### [Task requirements]
Pull out each line of the data that includes the word "this".

### [Input records]
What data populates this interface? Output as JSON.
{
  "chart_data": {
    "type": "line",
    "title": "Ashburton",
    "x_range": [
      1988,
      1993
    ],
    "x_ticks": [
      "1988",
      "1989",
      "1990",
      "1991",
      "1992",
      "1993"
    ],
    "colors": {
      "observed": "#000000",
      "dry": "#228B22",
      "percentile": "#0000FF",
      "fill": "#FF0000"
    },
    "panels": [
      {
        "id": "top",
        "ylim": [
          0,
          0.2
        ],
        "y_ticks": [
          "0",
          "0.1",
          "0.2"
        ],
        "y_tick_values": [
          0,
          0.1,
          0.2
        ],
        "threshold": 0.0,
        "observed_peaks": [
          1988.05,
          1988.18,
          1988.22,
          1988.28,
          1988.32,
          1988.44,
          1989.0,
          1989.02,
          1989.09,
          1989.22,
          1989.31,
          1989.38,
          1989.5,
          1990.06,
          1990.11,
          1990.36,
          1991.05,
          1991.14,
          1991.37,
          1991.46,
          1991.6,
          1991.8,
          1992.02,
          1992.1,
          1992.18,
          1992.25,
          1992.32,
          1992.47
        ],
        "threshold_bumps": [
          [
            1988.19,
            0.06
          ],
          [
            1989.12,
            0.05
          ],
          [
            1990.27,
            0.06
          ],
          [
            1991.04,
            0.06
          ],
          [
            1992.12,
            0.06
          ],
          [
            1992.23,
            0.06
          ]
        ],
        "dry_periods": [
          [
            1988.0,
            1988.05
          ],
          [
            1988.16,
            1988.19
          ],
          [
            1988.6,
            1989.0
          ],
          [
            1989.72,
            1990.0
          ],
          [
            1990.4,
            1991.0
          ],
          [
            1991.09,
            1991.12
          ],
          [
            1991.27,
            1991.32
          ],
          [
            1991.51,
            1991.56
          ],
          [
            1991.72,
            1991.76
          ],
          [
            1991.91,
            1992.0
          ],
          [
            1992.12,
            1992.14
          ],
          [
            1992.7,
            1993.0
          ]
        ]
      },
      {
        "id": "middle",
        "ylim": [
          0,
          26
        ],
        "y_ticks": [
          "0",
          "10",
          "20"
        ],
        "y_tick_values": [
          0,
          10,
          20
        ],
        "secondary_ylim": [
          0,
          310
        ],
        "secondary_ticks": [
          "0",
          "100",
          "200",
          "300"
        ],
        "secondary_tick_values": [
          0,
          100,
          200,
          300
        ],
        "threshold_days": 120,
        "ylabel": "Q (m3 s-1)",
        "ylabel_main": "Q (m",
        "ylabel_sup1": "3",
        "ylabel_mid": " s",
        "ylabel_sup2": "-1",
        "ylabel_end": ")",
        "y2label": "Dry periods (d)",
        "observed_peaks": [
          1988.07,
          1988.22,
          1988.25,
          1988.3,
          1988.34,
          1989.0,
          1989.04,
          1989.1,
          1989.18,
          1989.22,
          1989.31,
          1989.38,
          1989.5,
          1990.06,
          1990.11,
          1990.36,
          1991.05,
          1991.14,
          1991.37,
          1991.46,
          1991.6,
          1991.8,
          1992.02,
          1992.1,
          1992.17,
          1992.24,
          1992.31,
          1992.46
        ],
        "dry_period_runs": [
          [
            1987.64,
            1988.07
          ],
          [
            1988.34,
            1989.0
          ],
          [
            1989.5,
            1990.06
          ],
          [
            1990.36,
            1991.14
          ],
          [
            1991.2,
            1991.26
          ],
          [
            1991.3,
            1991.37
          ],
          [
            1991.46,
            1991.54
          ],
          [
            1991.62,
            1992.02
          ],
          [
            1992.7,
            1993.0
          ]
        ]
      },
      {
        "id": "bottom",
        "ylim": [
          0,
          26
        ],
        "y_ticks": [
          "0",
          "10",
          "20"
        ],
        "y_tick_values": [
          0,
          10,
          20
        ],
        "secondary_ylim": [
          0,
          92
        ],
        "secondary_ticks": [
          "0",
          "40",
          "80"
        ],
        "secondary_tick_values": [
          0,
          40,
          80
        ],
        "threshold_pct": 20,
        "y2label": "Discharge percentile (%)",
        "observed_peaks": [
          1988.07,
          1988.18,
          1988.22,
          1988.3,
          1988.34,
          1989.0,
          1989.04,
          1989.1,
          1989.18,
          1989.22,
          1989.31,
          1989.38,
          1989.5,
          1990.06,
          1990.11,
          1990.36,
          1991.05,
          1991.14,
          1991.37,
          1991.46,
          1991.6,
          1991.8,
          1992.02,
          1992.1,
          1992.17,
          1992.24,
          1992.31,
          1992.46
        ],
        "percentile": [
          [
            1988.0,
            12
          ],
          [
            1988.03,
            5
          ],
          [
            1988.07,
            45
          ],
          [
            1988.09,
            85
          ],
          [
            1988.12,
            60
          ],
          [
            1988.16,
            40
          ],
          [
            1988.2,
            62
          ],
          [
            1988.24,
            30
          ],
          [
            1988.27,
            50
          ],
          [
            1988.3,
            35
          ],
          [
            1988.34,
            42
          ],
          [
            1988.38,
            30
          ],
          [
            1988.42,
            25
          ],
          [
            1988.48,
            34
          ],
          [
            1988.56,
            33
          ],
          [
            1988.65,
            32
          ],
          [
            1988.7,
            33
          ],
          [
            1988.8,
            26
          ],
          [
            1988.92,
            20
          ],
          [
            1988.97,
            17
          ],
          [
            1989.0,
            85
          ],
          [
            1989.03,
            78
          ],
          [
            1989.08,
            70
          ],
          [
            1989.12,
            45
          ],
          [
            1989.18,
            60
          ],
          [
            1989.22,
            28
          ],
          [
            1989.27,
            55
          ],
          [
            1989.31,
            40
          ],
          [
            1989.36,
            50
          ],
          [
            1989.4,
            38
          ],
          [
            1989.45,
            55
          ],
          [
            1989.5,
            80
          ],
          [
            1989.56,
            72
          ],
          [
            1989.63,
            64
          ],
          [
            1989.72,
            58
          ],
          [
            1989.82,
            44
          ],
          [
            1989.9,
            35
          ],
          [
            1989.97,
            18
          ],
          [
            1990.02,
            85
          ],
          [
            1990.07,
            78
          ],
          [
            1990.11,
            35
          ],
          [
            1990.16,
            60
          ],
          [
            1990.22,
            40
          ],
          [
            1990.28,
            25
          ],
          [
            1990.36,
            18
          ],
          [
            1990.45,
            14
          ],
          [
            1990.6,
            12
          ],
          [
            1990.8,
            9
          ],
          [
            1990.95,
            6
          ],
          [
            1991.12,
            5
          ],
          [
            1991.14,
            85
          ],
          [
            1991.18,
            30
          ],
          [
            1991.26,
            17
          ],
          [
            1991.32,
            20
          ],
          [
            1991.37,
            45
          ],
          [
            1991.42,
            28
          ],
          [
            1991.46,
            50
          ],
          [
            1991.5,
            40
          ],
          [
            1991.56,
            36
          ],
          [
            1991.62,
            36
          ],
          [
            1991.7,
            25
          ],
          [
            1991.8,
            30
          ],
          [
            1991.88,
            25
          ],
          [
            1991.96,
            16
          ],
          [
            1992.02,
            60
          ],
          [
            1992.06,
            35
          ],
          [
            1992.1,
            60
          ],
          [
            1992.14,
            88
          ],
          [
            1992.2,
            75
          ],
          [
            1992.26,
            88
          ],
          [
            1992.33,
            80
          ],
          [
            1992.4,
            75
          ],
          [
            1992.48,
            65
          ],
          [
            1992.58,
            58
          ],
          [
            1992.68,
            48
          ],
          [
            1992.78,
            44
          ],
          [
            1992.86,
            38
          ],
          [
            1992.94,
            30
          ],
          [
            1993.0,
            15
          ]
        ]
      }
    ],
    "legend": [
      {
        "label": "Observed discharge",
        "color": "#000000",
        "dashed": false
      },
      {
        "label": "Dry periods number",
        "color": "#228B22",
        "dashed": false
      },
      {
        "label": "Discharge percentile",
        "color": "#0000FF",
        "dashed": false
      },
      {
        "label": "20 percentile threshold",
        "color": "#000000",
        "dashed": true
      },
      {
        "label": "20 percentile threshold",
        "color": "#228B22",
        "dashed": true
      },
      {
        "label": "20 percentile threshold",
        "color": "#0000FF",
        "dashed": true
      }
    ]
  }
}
* * *
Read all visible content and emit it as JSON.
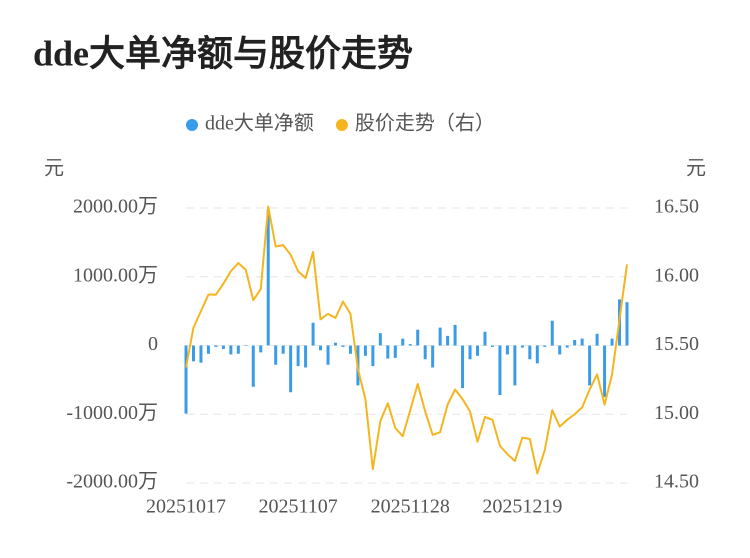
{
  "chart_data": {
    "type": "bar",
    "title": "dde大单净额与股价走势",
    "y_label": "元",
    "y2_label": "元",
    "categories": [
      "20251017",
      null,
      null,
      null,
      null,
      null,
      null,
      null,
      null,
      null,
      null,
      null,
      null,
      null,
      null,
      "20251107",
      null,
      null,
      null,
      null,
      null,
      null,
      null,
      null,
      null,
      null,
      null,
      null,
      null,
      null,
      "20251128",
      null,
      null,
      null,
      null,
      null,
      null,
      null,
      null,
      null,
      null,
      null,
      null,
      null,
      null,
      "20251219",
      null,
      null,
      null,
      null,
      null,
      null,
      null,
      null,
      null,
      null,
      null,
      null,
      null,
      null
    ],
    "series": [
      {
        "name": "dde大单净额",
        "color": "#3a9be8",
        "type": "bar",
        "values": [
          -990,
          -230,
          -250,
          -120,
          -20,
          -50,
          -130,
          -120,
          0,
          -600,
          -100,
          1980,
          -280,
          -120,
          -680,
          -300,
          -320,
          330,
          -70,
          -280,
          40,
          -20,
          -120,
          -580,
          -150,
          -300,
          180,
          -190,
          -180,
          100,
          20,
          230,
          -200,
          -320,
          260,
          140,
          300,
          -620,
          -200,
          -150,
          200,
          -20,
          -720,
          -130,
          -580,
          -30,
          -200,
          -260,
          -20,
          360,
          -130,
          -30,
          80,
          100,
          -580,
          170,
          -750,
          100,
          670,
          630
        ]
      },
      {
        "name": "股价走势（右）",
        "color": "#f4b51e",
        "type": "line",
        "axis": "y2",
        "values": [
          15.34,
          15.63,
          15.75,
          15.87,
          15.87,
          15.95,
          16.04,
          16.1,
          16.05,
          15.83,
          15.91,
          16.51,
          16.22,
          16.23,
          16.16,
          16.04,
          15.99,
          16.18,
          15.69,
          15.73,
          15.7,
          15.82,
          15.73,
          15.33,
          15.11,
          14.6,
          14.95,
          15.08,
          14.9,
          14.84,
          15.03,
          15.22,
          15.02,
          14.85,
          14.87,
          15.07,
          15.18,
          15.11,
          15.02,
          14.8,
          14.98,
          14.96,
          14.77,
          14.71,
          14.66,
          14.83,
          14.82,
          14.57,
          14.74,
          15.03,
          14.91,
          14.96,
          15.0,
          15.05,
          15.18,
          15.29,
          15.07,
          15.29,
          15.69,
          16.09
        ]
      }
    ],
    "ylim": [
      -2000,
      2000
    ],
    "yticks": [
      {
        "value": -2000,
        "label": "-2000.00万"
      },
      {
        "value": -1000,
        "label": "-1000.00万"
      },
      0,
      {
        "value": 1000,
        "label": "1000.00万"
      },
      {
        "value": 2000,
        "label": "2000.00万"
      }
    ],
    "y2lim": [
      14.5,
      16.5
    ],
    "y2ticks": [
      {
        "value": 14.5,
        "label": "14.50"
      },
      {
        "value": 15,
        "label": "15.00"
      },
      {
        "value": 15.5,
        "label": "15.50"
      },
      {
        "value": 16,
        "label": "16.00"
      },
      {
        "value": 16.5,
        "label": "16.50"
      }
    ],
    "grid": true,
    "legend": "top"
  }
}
--
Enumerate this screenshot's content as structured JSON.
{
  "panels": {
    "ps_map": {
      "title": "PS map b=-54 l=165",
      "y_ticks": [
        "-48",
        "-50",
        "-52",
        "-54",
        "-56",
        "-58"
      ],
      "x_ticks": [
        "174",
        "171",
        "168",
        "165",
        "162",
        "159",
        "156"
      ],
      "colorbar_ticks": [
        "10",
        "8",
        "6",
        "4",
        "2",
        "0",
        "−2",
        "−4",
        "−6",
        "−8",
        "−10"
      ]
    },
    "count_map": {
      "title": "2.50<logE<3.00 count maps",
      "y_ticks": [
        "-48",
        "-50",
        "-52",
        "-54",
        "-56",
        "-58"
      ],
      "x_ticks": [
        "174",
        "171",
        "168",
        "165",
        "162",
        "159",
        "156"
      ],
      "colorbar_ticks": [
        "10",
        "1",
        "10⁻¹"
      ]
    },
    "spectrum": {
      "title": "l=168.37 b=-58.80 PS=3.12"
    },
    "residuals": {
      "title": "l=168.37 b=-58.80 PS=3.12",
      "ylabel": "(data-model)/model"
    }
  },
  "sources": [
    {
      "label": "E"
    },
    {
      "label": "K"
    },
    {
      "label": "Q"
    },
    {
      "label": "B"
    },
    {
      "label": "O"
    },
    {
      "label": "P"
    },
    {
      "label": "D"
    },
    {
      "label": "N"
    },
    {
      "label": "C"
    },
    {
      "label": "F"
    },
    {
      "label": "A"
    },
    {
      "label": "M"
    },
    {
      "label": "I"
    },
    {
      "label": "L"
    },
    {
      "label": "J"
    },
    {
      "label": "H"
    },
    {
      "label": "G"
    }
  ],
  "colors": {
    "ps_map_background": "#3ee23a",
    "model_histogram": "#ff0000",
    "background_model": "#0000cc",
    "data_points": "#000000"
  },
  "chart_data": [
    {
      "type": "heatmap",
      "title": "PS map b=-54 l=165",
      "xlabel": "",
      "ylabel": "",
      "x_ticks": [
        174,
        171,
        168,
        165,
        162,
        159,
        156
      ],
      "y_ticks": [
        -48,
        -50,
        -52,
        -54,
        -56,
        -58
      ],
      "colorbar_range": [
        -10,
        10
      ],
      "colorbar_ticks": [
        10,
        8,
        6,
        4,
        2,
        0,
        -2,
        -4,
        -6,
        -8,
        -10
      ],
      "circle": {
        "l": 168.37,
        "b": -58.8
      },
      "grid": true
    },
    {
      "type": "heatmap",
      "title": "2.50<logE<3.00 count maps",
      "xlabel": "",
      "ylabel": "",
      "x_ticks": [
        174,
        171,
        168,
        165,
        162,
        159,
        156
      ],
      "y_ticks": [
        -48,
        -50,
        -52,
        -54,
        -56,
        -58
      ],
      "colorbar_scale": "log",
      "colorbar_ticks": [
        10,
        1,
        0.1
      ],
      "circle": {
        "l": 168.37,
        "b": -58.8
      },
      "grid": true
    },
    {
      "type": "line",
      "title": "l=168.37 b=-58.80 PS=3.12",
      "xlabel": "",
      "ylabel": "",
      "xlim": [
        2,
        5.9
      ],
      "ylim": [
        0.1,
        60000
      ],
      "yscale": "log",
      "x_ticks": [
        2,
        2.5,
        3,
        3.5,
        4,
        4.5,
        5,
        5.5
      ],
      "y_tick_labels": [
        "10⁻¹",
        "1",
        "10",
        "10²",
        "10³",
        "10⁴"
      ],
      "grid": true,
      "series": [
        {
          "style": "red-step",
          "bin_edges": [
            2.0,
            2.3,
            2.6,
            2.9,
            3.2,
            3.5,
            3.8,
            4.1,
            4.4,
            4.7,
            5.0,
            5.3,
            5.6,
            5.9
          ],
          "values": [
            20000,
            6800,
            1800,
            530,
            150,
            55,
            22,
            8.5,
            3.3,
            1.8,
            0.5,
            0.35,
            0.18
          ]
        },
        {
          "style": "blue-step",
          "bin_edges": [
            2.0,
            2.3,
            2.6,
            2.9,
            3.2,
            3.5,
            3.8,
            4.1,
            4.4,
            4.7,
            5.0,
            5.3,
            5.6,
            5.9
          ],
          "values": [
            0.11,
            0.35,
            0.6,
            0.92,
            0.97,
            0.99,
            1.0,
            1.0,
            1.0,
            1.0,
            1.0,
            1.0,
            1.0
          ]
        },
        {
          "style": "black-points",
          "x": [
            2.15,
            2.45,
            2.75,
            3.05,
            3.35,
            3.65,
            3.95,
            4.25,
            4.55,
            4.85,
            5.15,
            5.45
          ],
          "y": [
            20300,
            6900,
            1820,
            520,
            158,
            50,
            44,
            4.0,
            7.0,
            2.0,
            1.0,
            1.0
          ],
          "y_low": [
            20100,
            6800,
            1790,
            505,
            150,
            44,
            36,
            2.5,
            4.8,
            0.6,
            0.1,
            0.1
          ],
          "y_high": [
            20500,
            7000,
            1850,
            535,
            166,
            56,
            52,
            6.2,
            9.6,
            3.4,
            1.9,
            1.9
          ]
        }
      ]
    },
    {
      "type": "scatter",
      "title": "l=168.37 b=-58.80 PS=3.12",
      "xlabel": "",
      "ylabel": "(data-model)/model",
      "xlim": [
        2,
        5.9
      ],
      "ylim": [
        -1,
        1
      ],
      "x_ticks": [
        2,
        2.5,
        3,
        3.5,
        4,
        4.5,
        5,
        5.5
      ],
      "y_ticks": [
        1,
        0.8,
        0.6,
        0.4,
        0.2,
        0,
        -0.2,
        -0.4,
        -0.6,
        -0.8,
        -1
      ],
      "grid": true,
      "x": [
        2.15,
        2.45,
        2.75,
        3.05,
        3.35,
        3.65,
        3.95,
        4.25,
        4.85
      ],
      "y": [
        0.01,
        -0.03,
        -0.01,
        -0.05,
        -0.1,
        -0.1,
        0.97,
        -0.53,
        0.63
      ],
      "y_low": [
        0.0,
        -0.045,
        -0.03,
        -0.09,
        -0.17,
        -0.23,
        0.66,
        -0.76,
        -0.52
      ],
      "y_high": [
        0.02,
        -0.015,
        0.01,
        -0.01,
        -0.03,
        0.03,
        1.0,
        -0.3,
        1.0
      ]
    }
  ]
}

### [Exercise output]
What data populates this interface? Output as JSON.
Enumerate this screenshot's content as structured JSON.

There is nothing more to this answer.